→ WHAT YOU NEED TO DO: Omit the images, then output each of the records below exactly.

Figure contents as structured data
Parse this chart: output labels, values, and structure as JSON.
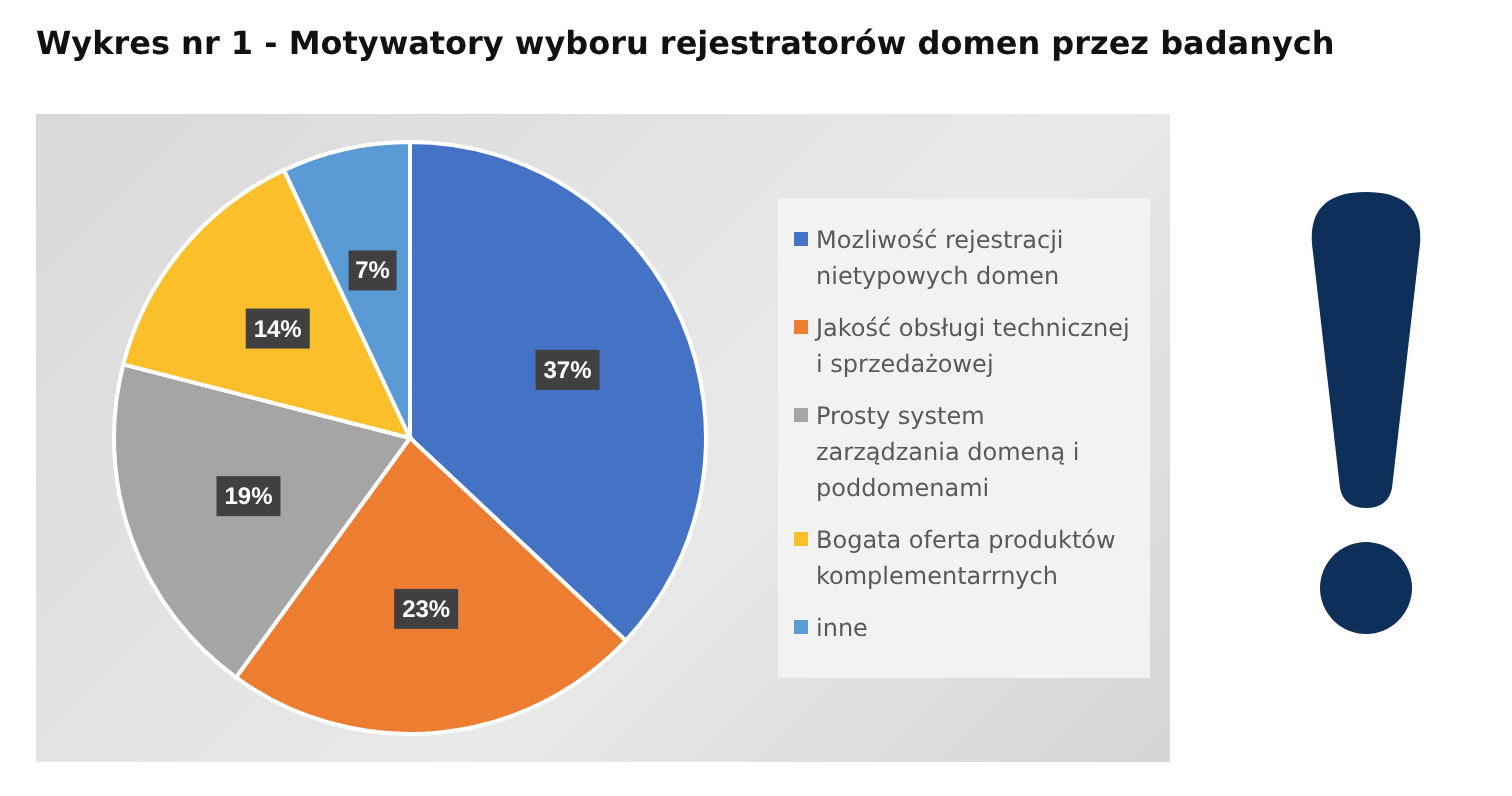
{
  "chart_data": {
    "type": "pie",
    "title": "Wykres nr 1 - Motywatory wyboru rejestratorów domen przez badanych",
    "categories": [
      "Mozliwość rejestracji nietypowych domen",
      "Jakość obsługi technicznej i sprzedażowej",
      "Prosty system zarządzania domeną i poddomenami",
      "Bogata oferta produktów komplementarrnych",
      "inne"
    ],
    "values": [
      37,
      23,
      19,
      14,
      7
    ],
    "value_labels": [
      "37%",
      "23%",
      "19%",
      "14%",
      "7%"
    ],
    "colors": [
      "#4472c4",
      "#ed7d31",
      "#a5a5a5",
      "#fbbf2c",
      "#5b9bd5"
    ],
    "legend": "right"
  }
}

→ OUTPUT BELOW:
Parse this chart: output labels, values, and structure as JSON.
{
  "chart_data": {
    "type": "pie",
    "title": "Wykres nr 1 - Motywatory wyboru rejestratorów domen przez badanych",
    "categories": [
      "Mozliwość rejestracji nietypowych domen",
      "Jakość obsługi technicznej i sprzedażowej",
      "Prosty system zarządzania domeną i poddomenami",
      "Bogata oferta produktów komplementarrnych",
      "inne"
    ],
    "values": [
      37,
      23,
      19,
      14,
      7
    ],
    "value_labels": [
      "37%",
      "23%",
      "19%",
      "14%",
      "7%"
    ],
    "colors": [
      "#4472c4",
      "#ed7d31",
      "#a5a5a5",
      "#fbbf2c",
      "#5b9bd5"
    ],
    "legend": "right"
  }
}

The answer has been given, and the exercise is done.